> Task
Only lines holding the string "receber" are wanted; copy each one from the material.

# # # # # # #

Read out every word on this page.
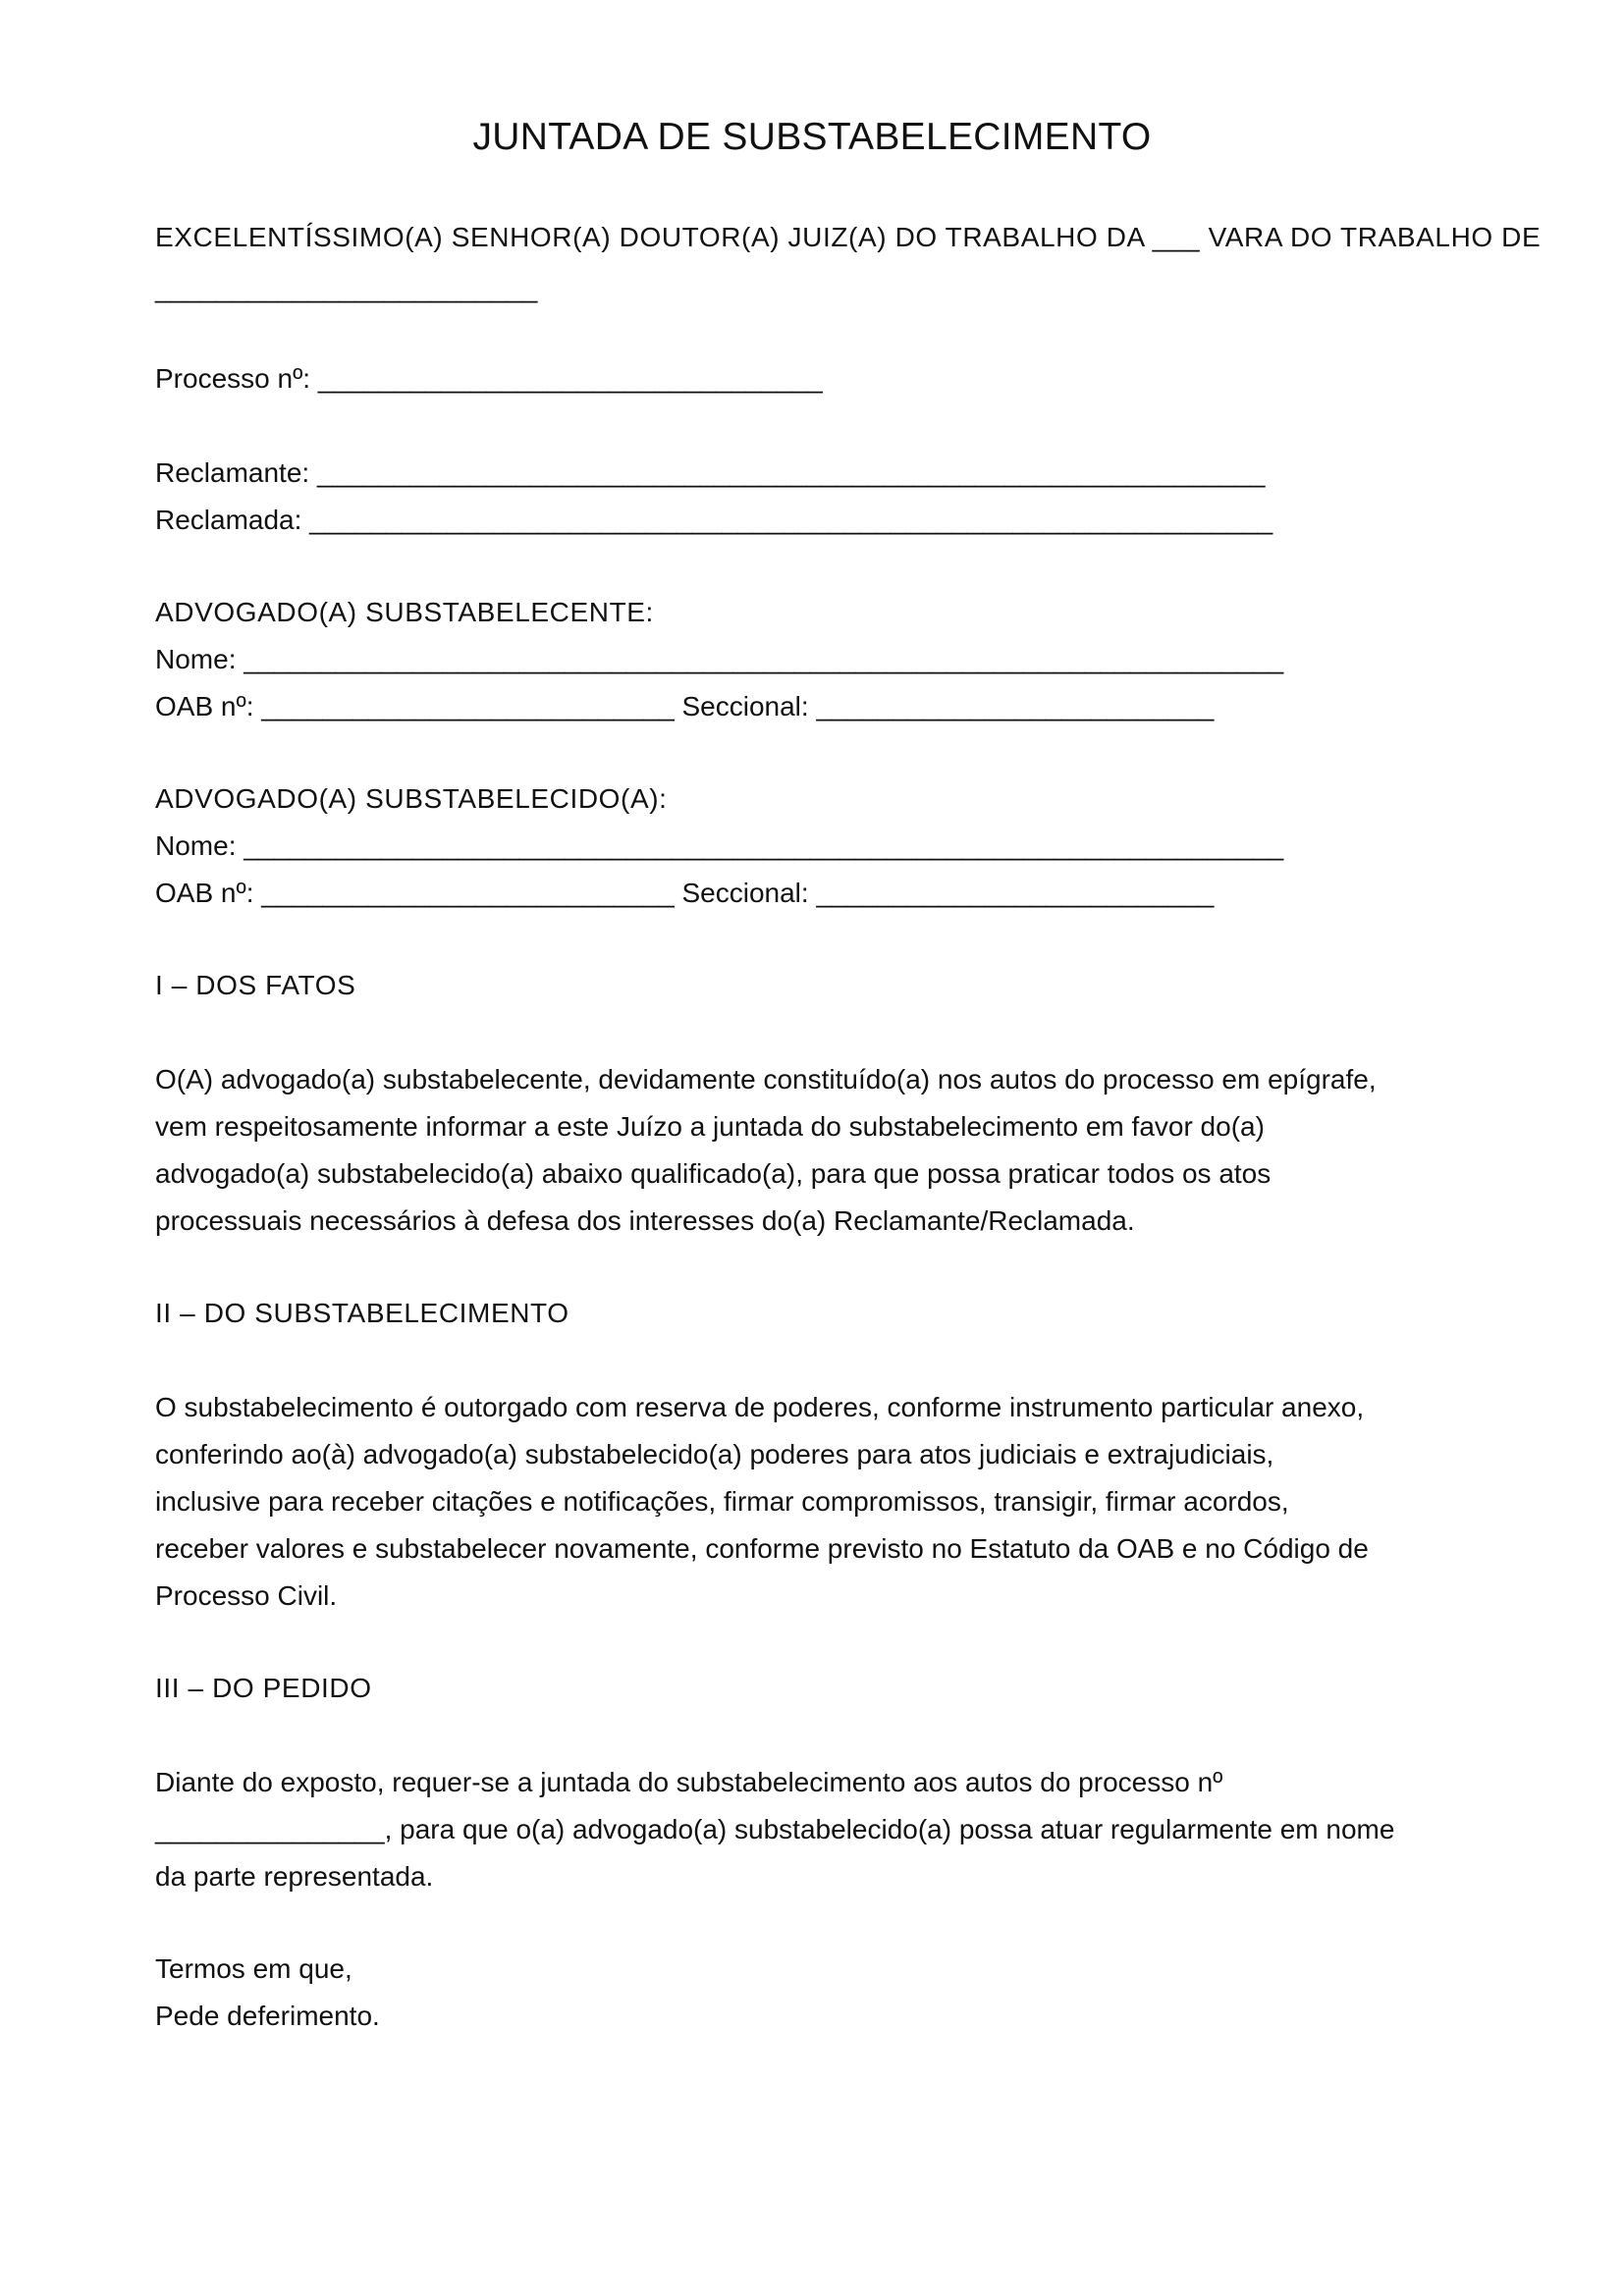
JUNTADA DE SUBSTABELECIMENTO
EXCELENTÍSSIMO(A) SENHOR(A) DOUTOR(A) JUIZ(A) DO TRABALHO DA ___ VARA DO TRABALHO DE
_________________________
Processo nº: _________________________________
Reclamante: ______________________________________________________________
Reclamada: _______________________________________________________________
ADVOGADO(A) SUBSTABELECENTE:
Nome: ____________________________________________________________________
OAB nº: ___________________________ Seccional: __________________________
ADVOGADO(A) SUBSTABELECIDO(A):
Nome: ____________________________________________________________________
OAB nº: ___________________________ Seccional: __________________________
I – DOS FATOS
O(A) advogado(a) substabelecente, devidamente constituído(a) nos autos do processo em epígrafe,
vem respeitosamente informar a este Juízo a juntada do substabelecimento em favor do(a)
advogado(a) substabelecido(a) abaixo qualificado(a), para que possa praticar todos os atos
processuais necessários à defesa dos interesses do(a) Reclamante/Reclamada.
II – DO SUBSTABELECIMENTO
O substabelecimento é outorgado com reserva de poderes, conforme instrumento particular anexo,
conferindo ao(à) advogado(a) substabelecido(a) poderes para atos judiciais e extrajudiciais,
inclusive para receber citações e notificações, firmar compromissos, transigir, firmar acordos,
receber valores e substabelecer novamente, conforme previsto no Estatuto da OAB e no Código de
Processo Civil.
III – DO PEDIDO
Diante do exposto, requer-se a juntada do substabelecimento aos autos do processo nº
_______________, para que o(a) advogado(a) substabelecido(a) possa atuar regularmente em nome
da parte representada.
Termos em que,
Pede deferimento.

# # # # # # #

> Worked solution
inclusive para receber citações e notificações, firmar compromissos, transigir, firmar acordos,
receber valores e substabelecer novamente, conforme previsto no Estatuto da OAB e no Código de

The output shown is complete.